What needs to be done => With every picture left out, give the data below back exactly.

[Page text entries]

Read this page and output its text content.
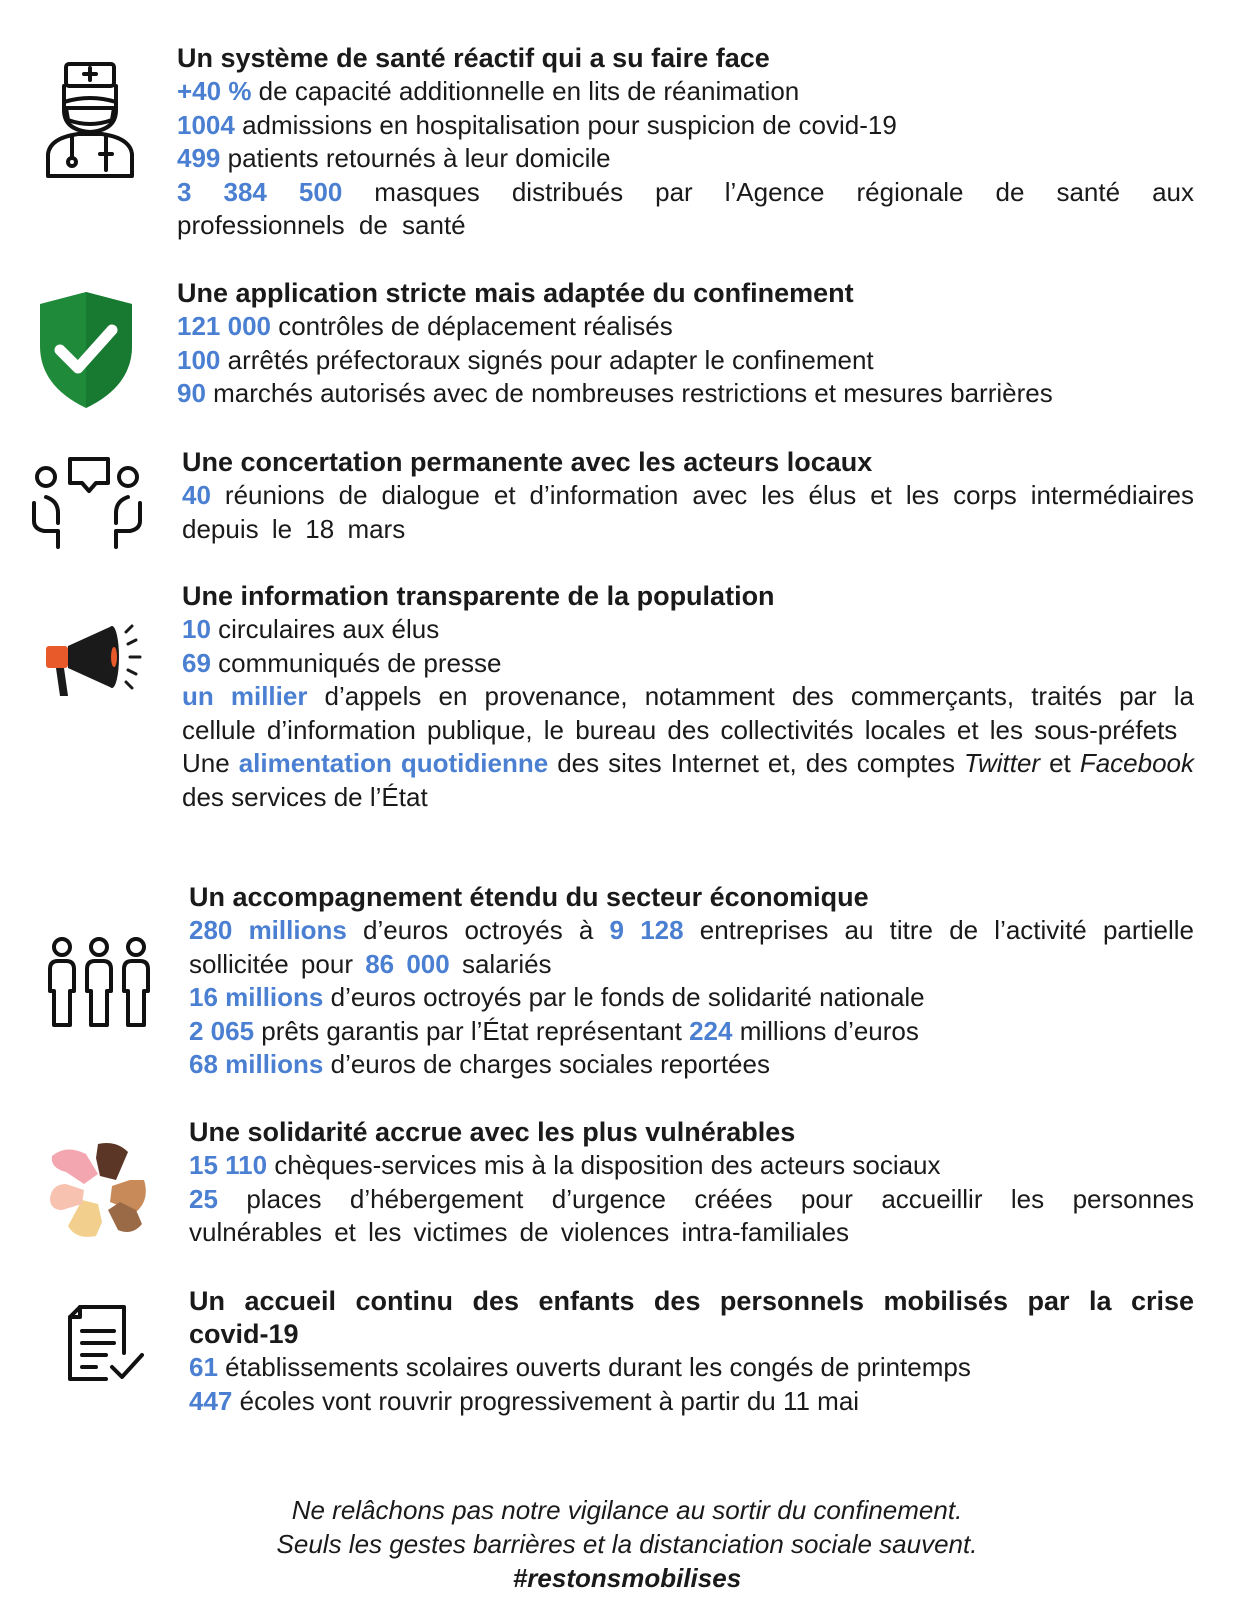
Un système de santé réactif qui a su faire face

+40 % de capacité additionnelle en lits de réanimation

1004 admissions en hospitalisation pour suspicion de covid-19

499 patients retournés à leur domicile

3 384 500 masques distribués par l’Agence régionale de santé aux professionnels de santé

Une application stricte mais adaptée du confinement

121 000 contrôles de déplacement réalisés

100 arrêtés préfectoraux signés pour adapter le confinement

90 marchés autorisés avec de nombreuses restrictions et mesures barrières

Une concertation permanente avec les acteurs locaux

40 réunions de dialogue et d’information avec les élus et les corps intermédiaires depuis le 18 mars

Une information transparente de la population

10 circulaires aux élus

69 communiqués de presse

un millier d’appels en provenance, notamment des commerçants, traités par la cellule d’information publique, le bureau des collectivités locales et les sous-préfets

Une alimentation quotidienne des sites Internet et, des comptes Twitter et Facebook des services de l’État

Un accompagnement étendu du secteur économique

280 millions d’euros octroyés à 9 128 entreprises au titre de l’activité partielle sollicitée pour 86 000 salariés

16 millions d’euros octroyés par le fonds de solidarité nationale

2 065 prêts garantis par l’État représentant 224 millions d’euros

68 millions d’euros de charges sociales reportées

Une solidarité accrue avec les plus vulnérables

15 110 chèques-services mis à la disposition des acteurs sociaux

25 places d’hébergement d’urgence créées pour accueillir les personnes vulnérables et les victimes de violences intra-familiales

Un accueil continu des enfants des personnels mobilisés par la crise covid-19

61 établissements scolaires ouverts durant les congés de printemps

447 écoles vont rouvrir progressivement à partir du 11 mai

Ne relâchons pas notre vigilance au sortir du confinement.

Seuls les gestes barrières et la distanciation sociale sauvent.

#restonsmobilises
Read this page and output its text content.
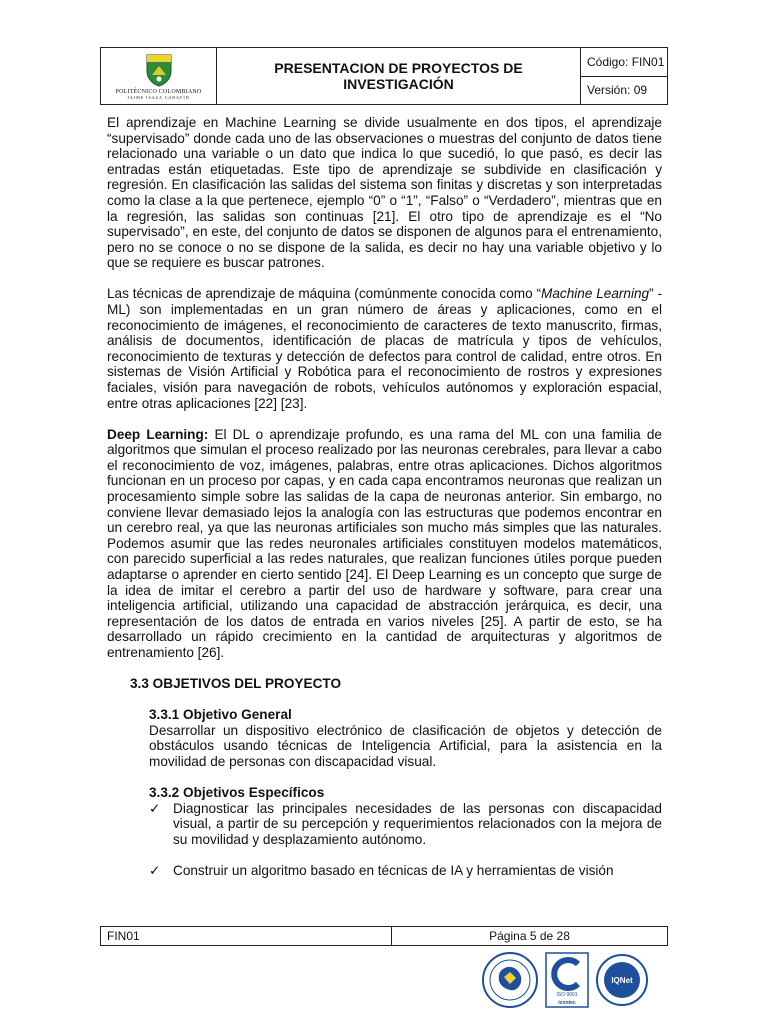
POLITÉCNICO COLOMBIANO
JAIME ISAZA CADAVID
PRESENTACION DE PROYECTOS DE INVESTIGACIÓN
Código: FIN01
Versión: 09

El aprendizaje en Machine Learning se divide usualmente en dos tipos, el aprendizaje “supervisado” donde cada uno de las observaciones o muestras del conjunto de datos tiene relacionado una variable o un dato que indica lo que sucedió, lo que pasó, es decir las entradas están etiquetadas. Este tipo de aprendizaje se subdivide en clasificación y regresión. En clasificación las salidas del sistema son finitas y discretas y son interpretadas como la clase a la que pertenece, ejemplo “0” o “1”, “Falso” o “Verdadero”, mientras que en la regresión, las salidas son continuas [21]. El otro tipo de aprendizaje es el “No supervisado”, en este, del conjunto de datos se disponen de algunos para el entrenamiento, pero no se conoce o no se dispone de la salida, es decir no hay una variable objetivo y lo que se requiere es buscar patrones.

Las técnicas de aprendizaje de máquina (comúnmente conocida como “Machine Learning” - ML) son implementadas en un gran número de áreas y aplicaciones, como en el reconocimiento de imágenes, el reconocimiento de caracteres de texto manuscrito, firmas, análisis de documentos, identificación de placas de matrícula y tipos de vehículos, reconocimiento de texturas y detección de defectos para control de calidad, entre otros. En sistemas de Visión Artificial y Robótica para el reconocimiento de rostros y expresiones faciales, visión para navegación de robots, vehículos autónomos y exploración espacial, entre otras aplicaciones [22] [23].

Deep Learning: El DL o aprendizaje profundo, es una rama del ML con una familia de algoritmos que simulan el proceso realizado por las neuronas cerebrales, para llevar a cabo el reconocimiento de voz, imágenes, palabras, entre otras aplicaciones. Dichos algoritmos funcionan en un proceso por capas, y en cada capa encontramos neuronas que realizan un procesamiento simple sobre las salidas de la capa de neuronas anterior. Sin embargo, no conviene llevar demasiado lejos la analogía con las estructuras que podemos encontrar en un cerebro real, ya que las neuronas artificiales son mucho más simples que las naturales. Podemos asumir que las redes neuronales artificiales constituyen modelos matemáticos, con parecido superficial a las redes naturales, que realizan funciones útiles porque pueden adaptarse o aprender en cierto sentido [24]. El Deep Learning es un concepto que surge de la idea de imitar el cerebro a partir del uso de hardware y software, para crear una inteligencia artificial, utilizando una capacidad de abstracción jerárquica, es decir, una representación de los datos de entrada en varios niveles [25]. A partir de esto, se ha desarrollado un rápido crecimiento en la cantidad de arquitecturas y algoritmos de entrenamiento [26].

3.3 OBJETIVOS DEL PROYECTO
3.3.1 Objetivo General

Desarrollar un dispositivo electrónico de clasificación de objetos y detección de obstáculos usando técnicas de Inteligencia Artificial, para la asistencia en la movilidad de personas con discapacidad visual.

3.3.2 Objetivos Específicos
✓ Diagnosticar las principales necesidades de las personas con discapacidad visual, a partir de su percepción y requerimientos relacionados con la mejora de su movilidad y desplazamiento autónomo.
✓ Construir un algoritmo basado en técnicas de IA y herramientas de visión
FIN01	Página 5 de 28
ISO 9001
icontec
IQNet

Response area =>
Read this page and output its text content.
Un système de santé réactif qui a su faire face

+40 % de capacité additionnelle en lits de réanimation

1004 admissions en hospitalisation pour suspicion de covid-19

499 patients retournés à leur domicile

3 384 500 masques distribués par l’Agence régionale de santé aux professionnels de santé

Une application stricte mais adaptée du confinement

121 000 contrôles de déplacement réalisés

100 arrêtés préfectoraux signés pour adapter le confinement

90 marchés autorisés avec de nombreuses restrictions et mesures barrières

Une concertation permanente avec les acteurs locaux

40 réunions de dialogue et d’information avec les élus et les corps intermédiaires depuis le 18 mars

Une information transparente de la population

10 circulaires aux élus

69 communiqués de presse

un millier d’appels en provenance, notamment des commerçants, traités par la cellule d’information publique, le bureau des collectivités locales et les sous-préfets

Une alimentation quotidienne des sites Internet et, des comptes Twitter et Facebook des services de l’État

Un accompagnement étendu du secteur économique

280 millions d’euros octroyés à 9 128 entreprises au titre de l’activité partielle sollicitée pour 86 000 salariés

16 millions d’euros octroyés par le fonds de solidarité nationale

2 065 prêts garantis par l’État représentant 224 millions d’euros

68 millions d’euros de charges sociales reportées

Une solidarité accrue avec les plus vulnérables

15 110 chèques-services mis à la disposition des acteurs sociaux

25 places d’hébergement d’urgence créées pour accueillir les personnes vulnérables et les victimes de violences intra-familiales

Un accueil continu des enfants des personnels mobilisés par la crise covid-19

61 établissements scolaires ouverts durant les congés de printemps

447 écoles vont rouvrir progressivement à partir du 11 mai

Ne relâchons pas notre vigilance au sortir du confinement.

Seuls les gestes barrières et la distanciation sociale sauvent.

#restonsmobilises
Read this page and output its text content.
POLITÉCNICO COLOMBIANO
JAIME ISAZA CADAVID
PRESENTACION DE PROYECTOS DE INVESTIGACIÓN
Código: FIN01
Versión: 09

El aprendizaje en Machine Learning se divide usualmente en dos tipos, el aprendizaje “supervisado” donde cada uno de las observaciones o muestras del conjunto de datos tiene relacionado una variable o un dato que indica lo que sucedió, lo que pasó, es decir las entradas están etiquetadas. Este tipo de aprendizaje se subdivide en clasificación y regresión. En clasificación las salidas del sistema son finitas y discretas y son interpretadas como la clase a la que pertenece, ejemplo “0” o “1”, “Falso” o “Verdadero”, mientras que en la regresión, las salidas son continuas [21]. El otro tipo de aprendizaje es el “No supervisado”, en este, del conjunto de datos se disponen de algunos para el entrenamiento, pero no se conoce o no se dispone de la salida, es decir no hay una variable objetivo y lo que se requiere es buscar patrones.

Las técnicas de aprendizaje de máquina (comúnmente conocida como “Machine Learning” - ML) son implementadas en un gran número de áreas y aplicaciones, como en el reconocimiento de imágenes, el reconocimiento de caracteres de texto manuscrito, firmas, análisis de documentos, identificación de placas de matrícula y tipos de vehículos, reconocimiento de texturas y detección de defectos para control de calidad, entre otros. En sistemas de Visión Artificial y Robótica para el reconocimiento de rostros y expresiones faciales, visión para navegación de robots, vehículos autónomos y exploración espacial, entre otras aplicaciones [22] [23].

Deep Learning: El DL o aprendizaje profundo, es una rama del ML con una familia de algoritmos que simulan el proceso realizado por las neuronas cerebrales, para llevar a cabo el reconocimiento de voz, imágenes, palabras, entre otras aplicaciones. Dichos algoritmos funcionan en un proceso por capas, y en cada capa encontramos neuronas que realizan un procesamiento simple sobre las salidas de la capa de neuronas anterior. Sin embargo, no conviene llevar demasiado lejos la analogía con las estructuras que podemos encontrar en un cerebro real, ya que las neuronas artificiales son mucho más simples que las naturales. Podemos asumir que las redes neuronales artificiales constituyen modelos matemáticos, con parecido superficial a las redes naturales, que realizan funciones útiles porque pueden adaptarse o aprender en cierto sentido [24]. El Deep Learning es un concepto que surge de la idea de imitar el cerebro a partir del uso de hardware y software, para crear una inteligencia artificial, utilizando una capacidad de abstracción jerárquica, es decir, una representación de los datos de entrada en varios niveles [25]. A partir de esto, se ha desarrollado un rápido crecimiento en la cantidad de arquitecturas y algoritmos de entrenamiento [26].

3.3 OBJETIVOS DEL PROYECTO
3.3.1 Objetivo General

Desarrollar un dispositivo electrónico de clasificación de objetos y detección de obstáculos usando técnicas de Inteligencia Artificial, para la asistencia en la movilidad de personas con discapacidad visual.

3.3.2 Objetivos Específicos
✓ Diagnosticar las principales necesidades de las personas con discapacidad visual, a partir de su percepción y requerimientos relacionados con la mejora de su movilidad y desplazamiento autónomo.
✓ Construir un algoritmo basado en técnicas de IA y herramientas de visión
FIN01	Página 5 de 28
ISO 9001
icontec
IQNet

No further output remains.